DIRECTION:
Reproduce each line exactly.

START MATERIAL TO PROCESS

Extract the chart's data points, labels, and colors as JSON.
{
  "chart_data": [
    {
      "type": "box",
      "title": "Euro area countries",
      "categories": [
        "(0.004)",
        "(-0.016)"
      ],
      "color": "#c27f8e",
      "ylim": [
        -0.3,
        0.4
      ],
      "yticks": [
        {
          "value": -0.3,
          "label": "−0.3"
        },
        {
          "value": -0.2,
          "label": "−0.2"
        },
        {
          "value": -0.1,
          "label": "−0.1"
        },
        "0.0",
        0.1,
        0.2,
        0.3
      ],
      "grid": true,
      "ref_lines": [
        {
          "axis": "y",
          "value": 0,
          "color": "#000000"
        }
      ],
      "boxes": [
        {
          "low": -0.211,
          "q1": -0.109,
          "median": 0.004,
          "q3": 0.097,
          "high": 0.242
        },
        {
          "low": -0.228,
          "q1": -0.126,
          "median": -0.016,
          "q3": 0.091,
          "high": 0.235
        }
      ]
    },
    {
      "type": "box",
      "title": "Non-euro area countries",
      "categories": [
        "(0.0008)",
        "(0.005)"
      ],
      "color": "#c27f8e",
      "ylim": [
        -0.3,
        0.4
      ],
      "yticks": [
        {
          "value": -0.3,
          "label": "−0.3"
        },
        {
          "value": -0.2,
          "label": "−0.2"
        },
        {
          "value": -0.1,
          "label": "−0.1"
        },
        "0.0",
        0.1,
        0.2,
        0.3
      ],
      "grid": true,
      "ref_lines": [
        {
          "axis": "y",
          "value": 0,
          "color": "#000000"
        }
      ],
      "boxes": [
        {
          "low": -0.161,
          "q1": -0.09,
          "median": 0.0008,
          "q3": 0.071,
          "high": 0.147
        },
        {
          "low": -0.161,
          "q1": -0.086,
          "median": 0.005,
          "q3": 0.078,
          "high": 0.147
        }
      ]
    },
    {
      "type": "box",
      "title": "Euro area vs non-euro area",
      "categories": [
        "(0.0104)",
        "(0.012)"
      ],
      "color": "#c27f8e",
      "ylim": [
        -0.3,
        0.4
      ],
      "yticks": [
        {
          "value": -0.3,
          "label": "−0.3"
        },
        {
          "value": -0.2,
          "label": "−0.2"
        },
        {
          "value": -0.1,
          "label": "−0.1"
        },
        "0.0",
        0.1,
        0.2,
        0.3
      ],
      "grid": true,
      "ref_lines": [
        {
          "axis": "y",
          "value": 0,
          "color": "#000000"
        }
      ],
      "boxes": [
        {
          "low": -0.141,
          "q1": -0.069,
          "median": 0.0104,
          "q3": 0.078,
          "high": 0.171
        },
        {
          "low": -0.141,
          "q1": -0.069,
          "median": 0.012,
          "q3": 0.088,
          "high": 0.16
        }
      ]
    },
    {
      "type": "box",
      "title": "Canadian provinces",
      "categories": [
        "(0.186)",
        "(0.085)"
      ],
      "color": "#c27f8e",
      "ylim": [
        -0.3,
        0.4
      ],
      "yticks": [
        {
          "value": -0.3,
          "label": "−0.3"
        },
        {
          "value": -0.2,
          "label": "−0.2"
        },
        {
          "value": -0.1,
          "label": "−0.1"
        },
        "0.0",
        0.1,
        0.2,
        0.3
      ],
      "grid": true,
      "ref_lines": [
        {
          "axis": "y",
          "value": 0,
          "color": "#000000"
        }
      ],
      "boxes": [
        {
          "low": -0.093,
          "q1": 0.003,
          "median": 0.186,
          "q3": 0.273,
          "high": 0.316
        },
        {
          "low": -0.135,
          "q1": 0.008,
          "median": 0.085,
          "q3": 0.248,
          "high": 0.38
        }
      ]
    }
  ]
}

END MATERIAL TO PROCESS

FINISHED TASK:
Extract the chart's data points, labels, and colors as JSON.
{
  "chart_data": [
    {
      "type": "box",
      "title": "Euro area countries",
      "categories": [
        "(0.004)",
        "(-0.016)"
      ],
      "color": "#c27f8e",
      "ylim": [
        -0.3,
        0.4
      ],
      "yticks": [
        {
          "value": -0.3,
          "label": "−0.3"
        },
        {
          "value": -0.2,
          "label": "−0.2"
        },
        {
          "value": -0.1,
          "label": "−0.1"
        },
        "0.0",
        0.1,
        0.2,
        0.3
      ],
      "grid": true,
      "ref_lines": [
        {
          "axis": "y",
          "value": 0,
          "color": "#000000"
        }
      ],
      "boxes": [
        {
          "low": -0.211,
          "q1": -0.109,
          "median": 0.004,
          "q3": 0.097,
          "high": 0.242
        },
        {
          "low": -0.228,
          "q1": -0.126,
          "median": -0.016,
          "q3": 0.091,
          "high": 0.235
        }
      ]
    },
    {
      "type": "box",
      "title": "Non-euro area countries",
      "categories": [
        "(0.0008)",
        "(0.005)"
      ],
      "color": "#c27f8e",
      "ylim": [
        -0.3,
        0.4
      ],
      "yticks": [
        {
          "value": -0.3,
          "label": "−0.3"
        },
        {
          "value": -0.2,
          "label": "−0.2"
        },
        {
          "value": -0.1,
          "label": "−0.1"
        },
        "0.0",
        0.1,
        0.2,
        0.3
      ],
      "grid": true,
      "ref_lines": [
        {
          "axis": "y",
          "value": 0,
          "color": "#000000"
        }
      ],
      "boxes": [
        {
          "low": -0.161,
          "q1": -0.09,
          "median": 0.0008,
          "q3": 0.071,
          "high": 0.147
        },
        {
          "low": -0.161,
          "q1": -0.086,
          "median": 0.005,
          "q3": 0.078,
          "high": 0.147
        }
      ]
    },
    {
      "type": "box",
      "title": "Euro area vs non-euro area",
      "categories": [
        "(0.0104)",
        "(0.012)"
      ],
      "color": "#c27f8e",
      "ylim": [
        -0.3,
        0.4
      ],
      "yticks": [
        {
          "value": -0.3,
          "label": "−0.3"
        },
        {
          "value": -0.2,
          "label": "−0.2"
        },
        {
          "value": -0.1,
          "label": "−0.1"
        },
        "0.0",
        0.1,
        0.2,
        0.3
      ],
      "grid": true,
      "ref_lines": [
        {
          "axis": "y",
          "value": 0,
          "color": "#000000"
        }
      ],
      "boxes": [
        {
          "low": -0.141,
          "q1": -0.069,
          "median": 0.0104,
          "q3": 0.078,
          "high": 0.171
        },
        {
          "low": -0.141,
          "q1": -0.069,
          "median": 0.012,
          "q3": 0.088,
          "high": 0.16
        }
      ]
    },
    {
      "type": "box",
      "title": "Canadian provinces",
      "categories": [
        "(0.186)",
        "(0.085)"
      ],
      "color": "#c27f8e",
      "ylim": [
        -0.3,
        0.4
      ],
      "yticks": [
        {
          "value": -0.3,
          "label": "−0.3"
        },
        {
          "value": -0.2,
          "label": "−0.2"
        },
        {
          "value": -0.1,
          "label": "−0.1"
        },
        "0.0",
        0.1,
        0.2,
        0.3
      ],
      "grid": true,
      "ref_lines": [
        {
          "axis": "y",
          "value": 0,
          "color": "#000000"
        }
      ],
      "boxes": [
        {
          "low": -0.093,
          "q1": 0.003,
          "median": 0.186,
          "q3": 0.273,
          "high": 0.316
        },
        {
          "low": -0.135,
          "q1": 0.008,
          "median": 0.085,
          "q3": 0.248,
          "high": 0.38
        }
      ]
    }
  ]
}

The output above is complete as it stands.